# Collected data entries
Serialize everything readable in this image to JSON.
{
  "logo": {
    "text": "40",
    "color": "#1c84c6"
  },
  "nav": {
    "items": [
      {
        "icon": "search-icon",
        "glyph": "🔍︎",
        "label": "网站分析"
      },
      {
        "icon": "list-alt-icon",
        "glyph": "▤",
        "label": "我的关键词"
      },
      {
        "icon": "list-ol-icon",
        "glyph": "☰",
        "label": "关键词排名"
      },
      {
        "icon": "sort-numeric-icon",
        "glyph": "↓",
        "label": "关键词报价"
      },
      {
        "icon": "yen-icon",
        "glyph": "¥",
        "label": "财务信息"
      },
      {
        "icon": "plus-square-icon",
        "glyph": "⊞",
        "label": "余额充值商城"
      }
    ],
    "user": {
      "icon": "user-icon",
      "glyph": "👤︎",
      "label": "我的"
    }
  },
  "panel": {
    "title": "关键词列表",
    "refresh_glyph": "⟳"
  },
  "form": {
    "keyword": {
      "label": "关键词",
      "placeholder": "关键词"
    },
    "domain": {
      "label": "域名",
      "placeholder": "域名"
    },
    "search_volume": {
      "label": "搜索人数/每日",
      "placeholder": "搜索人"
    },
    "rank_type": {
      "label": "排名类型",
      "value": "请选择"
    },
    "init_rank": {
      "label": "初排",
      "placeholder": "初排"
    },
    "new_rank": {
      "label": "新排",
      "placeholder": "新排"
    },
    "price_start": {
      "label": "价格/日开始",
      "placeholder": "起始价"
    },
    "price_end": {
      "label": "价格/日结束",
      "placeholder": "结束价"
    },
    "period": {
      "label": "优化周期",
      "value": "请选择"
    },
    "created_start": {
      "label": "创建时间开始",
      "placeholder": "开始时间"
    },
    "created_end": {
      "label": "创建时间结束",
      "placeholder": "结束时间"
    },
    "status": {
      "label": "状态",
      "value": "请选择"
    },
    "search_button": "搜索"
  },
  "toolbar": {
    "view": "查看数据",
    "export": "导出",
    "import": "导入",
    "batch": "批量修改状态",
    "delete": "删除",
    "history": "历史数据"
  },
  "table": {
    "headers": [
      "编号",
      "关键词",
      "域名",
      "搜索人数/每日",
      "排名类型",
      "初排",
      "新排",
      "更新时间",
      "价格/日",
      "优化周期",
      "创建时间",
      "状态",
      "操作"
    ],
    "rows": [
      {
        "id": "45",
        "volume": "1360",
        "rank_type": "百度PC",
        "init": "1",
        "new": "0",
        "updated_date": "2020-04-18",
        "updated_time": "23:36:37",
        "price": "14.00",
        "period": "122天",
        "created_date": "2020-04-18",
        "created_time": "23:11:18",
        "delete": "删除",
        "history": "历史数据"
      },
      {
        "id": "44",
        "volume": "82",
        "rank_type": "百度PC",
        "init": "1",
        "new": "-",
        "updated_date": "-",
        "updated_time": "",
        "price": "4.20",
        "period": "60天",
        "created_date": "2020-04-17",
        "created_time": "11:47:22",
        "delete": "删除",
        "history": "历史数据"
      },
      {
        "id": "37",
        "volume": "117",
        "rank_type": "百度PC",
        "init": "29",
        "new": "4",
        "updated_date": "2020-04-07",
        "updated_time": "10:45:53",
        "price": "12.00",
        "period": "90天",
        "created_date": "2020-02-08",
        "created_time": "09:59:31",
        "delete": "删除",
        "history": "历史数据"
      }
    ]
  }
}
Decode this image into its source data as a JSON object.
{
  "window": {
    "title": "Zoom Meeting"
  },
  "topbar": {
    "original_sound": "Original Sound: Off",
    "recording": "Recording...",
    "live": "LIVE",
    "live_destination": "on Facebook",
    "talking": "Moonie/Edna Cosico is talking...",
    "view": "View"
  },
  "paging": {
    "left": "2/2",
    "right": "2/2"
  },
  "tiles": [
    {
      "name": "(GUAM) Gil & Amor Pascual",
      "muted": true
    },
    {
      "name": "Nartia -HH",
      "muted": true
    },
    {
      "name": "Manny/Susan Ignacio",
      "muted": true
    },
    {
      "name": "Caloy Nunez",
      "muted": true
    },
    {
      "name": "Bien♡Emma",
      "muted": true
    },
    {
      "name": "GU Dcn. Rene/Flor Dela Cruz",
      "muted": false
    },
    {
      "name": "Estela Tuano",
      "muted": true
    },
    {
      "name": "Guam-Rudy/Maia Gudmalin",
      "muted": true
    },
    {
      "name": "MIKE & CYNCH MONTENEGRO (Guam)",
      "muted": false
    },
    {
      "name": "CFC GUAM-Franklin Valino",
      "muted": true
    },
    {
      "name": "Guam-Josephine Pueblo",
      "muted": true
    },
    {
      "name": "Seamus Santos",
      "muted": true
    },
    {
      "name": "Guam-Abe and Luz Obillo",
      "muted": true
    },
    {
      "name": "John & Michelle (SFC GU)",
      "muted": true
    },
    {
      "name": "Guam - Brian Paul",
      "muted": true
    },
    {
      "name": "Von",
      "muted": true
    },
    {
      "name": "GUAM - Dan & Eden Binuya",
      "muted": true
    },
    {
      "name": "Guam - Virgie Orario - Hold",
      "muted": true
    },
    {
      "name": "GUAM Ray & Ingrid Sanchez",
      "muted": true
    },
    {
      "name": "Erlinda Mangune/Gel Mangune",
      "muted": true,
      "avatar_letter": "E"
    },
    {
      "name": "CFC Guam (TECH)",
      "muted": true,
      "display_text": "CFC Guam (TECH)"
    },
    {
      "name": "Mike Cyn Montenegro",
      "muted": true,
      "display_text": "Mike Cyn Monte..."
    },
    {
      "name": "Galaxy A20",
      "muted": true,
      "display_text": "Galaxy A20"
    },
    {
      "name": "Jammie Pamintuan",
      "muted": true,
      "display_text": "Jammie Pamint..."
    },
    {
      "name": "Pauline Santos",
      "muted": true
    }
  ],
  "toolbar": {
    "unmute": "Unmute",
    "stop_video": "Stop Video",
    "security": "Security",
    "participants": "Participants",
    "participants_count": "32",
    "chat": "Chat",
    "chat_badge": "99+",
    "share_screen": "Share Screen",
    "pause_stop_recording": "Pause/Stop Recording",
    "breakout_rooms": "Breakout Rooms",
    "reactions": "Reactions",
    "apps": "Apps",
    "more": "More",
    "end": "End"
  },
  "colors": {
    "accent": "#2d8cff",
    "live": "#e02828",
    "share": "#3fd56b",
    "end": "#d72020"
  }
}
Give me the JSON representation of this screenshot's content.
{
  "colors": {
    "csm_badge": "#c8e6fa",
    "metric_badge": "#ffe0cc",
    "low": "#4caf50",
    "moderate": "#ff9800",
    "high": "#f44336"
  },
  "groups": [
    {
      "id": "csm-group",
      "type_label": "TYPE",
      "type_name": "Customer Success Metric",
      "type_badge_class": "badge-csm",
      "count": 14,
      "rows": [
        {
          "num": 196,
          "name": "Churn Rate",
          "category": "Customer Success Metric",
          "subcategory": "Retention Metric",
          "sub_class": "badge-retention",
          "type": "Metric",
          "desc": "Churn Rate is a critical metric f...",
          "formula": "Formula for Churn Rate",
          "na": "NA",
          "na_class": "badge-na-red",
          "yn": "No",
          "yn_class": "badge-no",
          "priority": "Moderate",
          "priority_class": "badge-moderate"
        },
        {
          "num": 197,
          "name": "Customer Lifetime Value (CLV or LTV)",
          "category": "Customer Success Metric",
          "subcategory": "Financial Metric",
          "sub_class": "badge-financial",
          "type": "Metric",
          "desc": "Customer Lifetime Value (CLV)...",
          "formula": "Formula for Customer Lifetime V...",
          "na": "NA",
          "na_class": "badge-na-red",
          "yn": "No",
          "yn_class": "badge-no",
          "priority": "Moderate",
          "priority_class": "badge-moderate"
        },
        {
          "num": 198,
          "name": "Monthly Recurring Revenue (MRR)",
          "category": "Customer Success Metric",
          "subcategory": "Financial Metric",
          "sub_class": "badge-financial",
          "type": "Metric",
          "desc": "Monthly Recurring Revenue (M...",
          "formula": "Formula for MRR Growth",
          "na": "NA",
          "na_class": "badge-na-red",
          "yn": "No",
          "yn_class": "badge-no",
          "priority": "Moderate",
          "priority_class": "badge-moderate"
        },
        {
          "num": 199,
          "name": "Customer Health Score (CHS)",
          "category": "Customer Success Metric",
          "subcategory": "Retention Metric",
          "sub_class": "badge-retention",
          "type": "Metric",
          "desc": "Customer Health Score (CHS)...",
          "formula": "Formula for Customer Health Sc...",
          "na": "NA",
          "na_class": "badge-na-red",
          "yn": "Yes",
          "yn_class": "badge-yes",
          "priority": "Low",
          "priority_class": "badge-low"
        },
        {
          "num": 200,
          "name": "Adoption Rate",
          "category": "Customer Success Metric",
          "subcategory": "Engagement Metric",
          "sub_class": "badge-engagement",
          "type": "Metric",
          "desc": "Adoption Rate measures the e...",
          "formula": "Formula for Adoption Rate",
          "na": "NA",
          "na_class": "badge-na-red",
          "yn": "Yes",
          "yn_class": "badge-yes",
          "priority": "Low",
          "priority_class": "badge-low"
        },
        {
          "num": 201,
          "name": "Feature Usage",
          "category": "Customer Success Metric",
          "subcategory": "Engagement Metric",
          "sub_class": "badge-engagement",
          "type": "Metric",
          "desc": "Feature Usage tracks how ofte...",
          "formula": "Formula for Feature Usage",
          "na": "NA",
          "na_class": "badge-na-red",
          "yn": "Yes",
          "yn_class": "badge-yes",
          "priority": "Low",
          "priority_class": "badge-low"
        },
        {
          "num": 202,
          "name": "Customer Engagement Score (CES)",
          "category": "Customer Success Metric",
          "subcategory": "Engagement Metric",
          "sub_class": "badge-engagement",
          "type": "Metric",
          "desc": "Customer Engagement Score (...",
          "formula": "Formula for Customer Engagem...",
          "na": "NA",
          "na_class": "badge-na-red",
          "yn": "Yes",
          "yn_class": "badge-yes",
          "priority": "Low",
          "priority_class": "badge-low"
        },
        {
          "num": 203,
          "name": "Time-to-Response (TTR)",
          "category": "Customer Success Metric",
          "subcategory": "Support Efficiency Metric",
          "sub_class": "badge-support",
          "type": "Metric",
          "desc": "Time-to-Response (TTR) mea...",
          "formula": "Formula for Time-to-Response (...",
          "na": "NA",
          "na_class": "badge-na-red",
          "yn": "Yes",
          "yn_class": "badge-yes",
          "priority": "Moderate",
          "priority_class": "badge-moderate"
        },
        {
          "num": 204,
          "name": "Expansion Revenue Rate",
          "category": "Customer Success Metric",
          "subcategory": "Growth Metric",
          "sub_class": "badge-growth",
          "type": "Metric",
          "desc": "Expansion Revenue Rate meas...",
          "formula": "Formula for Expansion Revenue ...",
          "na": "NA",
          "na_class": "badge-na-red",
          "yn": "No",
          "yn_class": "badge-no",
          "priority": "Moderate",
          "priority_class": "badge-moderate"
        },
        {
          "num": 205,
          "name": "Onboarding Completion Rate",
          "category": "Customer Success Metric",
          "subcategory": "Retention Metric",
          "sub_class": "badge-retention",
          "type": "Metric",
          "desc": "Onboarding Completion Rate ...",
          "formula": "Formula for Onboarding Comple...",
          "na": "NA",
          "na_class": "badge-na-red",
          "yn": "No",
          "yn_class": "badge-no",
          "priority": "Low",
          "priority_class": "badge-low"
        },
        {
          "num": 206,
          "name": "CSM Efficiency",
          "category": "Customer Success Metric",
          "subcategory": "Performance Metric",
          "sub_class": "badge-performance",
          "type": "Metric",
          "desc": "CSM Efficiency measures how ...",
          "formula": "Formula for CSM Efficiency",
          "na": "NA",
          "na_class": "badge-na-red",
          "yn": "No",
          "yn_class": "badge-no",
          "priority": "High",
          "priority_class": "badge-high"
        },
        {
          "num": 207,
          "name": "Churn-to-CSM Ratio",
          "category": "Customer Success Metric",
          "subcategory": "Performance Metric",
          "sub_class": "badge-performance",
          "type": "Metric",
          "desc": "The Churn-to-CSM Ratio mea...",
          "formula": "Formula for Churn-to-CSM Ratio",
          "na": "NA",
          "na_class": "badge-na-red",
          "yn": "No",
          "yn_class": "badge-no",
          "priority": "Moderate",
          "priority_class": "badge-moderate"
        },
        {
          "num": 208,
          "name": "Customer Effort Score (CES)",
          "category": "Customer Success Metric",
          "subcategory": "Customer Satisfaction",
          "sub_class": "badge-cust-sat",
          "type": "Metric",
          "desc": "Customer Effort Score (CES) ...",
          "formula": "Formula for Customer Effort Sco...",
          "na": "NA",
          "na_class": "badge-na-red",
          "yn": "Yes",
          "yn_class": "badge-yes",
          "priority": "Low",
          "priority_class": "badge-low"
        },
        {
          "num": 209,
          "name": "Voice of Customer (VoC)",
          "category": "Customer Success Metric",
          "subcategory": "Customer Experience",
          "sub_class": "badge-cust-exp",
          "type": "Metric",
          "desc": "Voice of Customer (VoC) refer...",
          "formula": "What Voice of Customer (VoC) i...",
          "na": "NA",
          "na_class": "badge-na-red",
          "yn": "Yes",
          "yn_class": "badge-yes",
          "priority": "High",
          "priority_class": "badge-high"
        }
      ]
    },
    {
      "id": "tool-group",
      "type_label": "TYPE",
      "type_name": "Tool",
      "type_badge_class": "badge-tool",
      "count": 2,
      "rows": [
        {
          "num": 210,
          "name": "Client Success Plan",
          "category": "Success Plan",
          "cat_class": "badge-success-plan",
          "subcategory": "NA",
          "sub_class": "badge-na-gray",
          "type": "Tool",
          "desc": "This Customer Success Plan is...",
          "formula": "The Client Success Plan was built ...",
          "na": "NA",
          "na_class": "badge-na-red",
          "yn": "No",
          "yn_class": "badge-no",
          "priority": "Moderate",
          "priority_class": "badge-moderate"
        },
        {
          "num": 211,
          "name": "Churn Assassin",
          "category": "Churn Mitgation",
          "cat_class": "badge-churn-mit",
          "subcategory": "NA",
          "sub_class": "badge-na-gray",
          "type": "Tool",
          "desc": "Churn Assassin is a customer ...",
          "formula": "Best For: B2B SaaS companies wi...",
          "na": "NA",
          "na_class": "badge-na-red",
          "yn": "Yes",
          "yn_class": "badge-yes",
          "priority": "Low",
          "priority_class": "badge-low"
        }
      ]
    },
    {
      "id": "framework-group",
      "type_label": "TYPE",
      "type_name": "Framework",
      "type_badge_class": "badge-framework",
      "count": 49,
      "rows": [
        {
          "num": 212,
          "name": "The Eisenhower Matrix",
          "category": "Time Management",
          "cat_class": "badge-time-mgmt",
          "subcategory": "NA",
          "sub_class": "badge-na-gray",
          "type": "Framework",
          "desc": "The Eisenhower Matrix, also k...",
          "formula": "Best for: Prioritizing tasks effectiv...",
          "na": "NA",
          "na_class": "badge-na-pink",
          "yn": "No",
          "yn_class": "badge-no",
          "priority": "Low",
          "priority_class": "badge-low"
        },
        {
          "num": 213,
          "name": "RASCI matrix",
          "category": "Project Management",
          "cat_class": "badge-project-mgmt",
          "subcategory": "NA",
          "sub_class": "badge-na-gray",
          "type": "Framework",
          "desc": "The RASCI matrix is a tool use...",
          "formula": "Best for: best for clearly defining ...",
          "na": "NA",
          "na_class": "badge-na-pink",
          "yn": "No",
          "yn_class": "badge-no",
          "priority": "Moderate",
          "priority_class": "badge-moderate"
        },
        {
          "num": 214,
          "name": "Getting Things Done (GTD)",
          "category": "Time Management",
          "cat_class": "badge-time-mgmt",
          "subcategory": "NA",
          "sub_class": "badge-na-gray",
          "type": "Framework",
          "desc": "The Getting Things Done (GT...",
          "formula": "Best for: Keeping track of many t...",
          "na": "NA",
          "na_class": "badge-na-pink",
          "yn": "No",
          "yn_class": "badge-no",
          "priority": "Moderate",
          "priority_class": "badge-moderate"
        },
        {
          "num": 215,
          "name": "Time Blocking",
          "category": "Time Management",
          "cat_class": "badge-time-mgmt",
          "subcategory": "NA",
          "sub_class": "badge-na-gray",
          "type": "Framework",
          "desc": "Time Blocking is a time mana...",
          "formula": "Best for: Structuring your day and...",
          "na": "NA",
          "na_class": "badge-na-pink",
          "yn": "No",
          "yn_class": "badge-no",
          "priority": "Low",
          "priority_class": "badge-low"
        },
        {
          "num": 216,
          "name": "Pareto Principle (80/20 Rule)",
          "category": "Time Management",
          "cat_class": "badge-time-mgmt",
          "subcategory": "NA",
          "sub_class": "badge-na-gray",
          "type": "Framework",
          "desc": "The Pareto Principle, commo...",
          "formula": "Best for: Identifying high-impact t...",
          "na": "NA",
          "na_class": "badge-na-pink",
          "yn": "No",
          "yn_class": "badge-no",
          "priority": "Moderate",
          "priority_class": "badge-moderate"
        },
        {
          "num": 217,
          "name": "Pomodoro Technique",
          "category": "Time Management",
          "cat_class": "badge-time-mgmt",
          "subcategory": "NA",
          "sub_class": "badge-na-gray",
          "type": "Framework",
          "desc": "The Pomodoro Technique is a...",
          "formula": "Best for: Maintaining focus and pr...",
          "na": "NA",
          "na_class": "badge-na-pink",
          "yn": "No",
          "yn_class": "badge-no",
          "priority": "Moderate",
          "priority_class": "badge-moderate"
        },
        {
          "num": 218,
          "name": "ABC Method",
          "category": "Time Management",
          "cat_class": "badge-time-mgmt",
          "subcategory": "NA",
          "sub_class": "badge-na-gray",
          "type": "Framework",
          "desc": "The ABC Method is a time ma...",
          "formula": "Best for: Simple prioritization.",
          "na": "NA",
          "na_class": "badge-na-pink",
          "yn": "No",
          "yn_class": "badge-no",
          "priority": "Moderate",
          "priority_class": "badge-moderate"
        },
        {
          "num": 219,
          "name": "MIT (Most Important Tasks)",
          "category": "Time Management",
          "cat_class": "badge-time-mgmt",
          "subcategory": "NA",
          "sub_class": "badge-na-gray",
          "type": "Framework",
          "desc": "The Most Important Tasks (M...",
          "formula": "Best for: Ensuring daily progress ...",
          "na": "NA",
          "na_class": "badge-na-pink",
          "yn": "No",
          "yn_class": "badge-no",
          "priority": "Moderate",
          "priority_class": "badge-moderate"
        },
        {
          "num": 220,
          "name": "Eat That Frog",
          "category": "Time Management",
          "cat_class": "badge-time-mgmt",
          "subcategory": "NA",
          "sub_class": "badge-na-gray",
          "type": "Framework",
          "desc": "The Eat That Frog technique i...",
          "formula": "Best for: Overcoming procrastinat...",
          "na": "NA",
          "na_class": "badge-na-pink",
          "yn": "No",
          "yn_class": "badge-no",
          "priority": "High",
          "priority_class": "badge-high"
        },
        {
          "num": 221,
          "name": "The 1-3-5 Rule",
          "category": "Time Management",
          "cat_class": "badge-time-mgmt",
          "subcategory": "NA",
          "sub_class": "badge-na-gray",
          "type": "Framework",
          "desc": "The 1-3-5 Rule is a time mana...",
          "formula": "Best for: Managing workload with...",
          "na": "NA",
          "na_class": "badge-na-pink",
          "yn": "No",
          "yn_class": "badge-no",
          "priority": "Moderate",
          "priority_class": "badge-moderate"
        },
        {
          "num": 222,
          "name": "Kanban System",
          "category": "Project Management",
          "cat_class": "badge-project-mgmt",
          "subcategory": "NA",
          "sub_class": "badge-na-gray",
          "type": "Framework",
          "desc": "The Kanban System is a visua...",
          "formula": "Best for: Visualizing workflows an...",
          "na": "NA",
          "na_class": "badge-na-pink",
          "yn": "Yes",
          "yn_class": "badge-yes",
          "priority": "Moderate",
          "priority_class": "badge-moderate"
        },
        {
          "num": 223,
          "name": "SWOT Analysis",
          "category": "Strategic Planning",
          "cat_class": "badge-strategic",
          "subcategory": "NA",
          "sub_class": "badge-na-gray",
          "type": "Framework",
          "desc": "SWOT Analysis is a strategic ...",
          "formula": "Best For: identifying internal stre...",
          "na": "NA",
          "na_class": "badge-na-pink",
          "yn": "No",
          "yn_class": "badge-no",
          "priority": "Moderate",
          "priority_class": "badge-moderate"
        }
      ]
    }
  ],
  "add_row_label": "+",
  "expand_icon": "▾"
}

# TASK DETAILS
Copy every line of the records above that contains "Recurring".

# TASK ANSWER
          "name": "Monthly Recurring Revenue (MRR)",
          "desc": "Monthly Recurring Revenue (M...",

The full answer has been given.